Write out the records that appear below, verbatim and complete, but without pictures.
* BEGIN Provided information *
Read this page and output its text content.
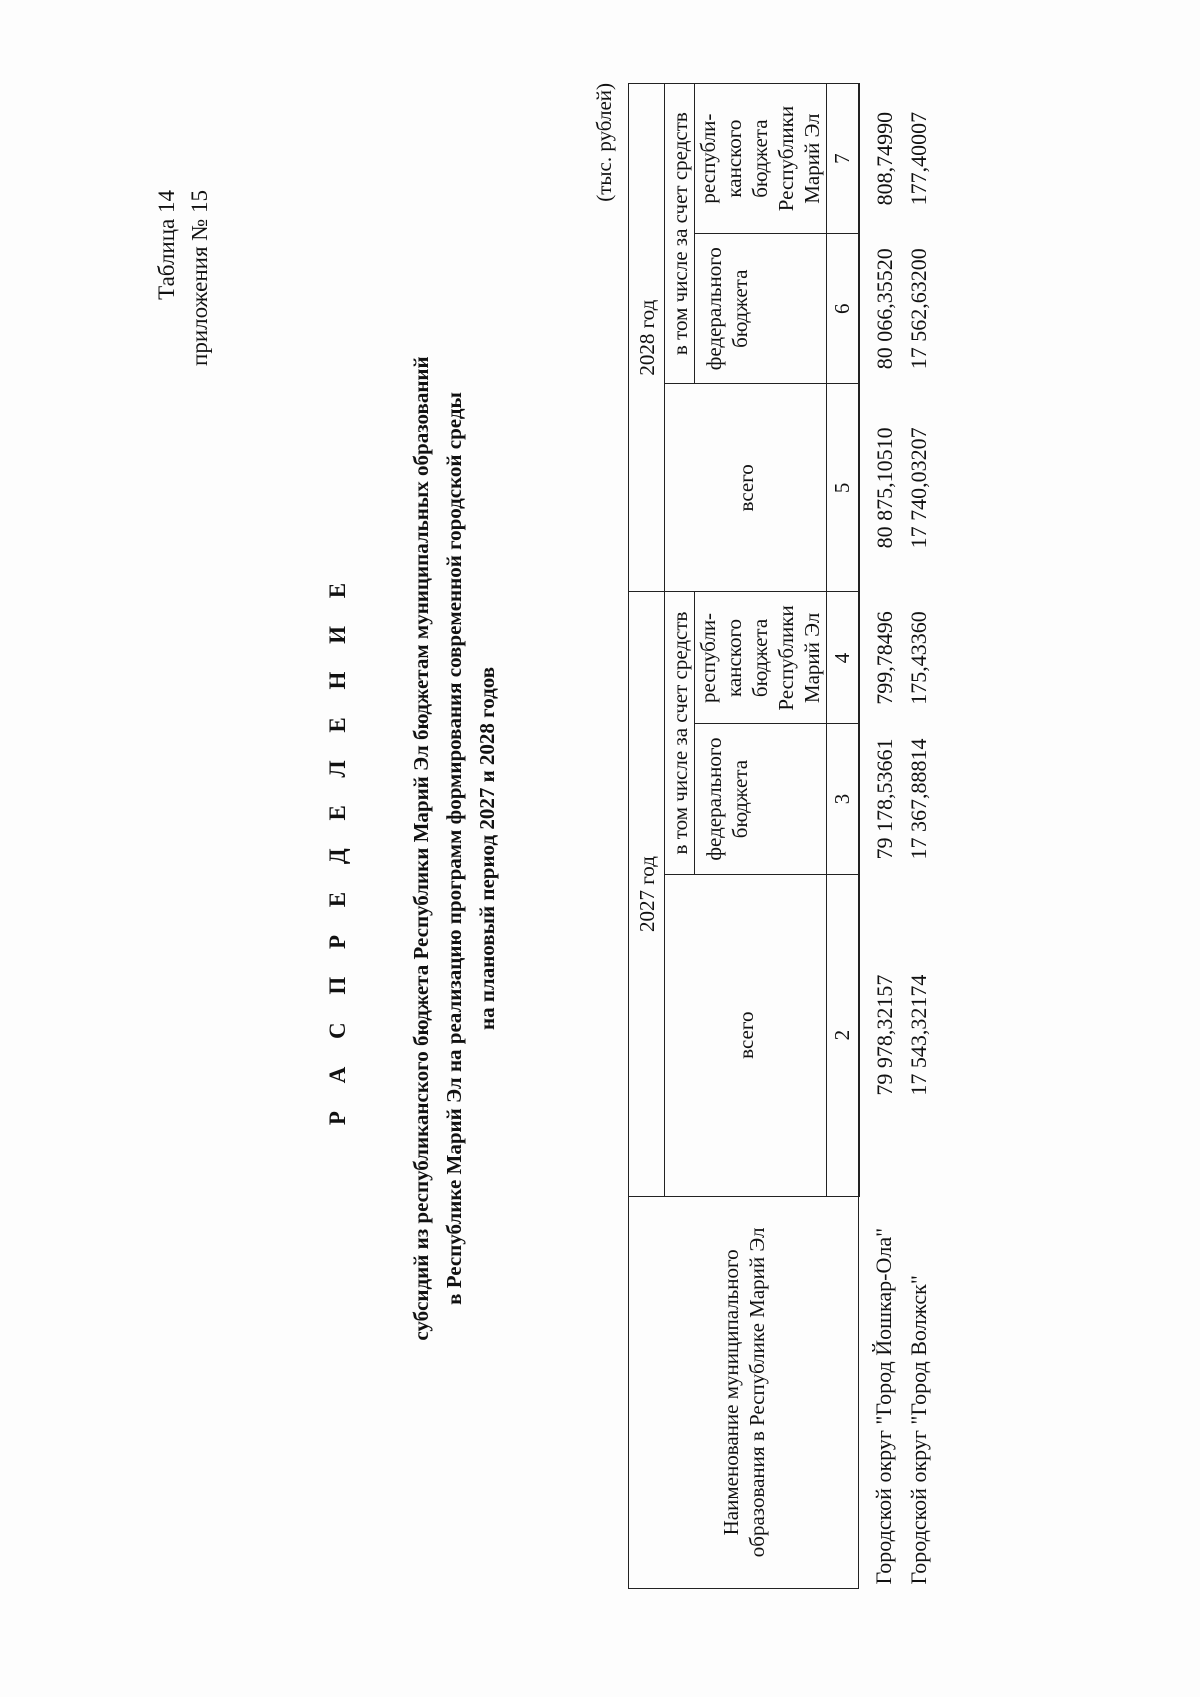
Таблица 14 приложения № 15
Р А С П Р Е Д Е Л Е Н И Е	субсидий из республиканского бюджета Республики Марий Эл бюджетам муниципальных образований в Республике Марий Эл на реализацию программ формирования современной городской среды на плановый период 2027 и 2028 годов
(тыс. рублей)
Наименование муниципального образования в Республике Марий Эл	2027 год			2028 год		
	всего	в том числе за счет средств		всего	в том числе за счет средств	
		федерального бюджета	республи-канского бюджета Республики Марий Эл		федерального бюджета	республи-канского бюджета Республики Марий Эл
	2	3	4	5	6	7
Городской округ "Город Йошкар-Ола"	79 978,32157	79 178,53661	799,78496	80 875,10510	80 066,35520	808,74990
Городской округ "Город Волжск"	17 543,32174	17 367,88814	175,43360	17 740,03207	17 562,63200	177,40007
* END Provided information *
--- Problem solution ---
Read this page and output its text content.
Таблица 14 приложения № 15
Р А С П Р Е Д Е Л Е Н И Е	субсидий из республиканского бюджета Республики Марий Эл бюджетам муниципальных образований в Республике Марий Эл на реализацию программ формирования современной городской среды на плановый период 2027 и 2028 годов
(тыс. рублей)
Наименование муниципального образования в Республике Марий Эл	2027 год			2028 год		
	всего	в том числе за счет средств		всего	в том числе за счет средств	
		федерального бюджета	республи-канского бюджета Республики Марий Эл		федерального бюджета	республи-канского бюджета Республики Марий Эл
	2	3	4	5	6	7
Городской округ "Город Йошкар-Ола"	79 978,32157	79 178,53661	799,78496	80 875,10510	80 066,35520	808,74990
Городской округ "Город Волжск"	17 543,32174	17 367,88814	175,43360	17 740,03207	17 562,63200	177,40007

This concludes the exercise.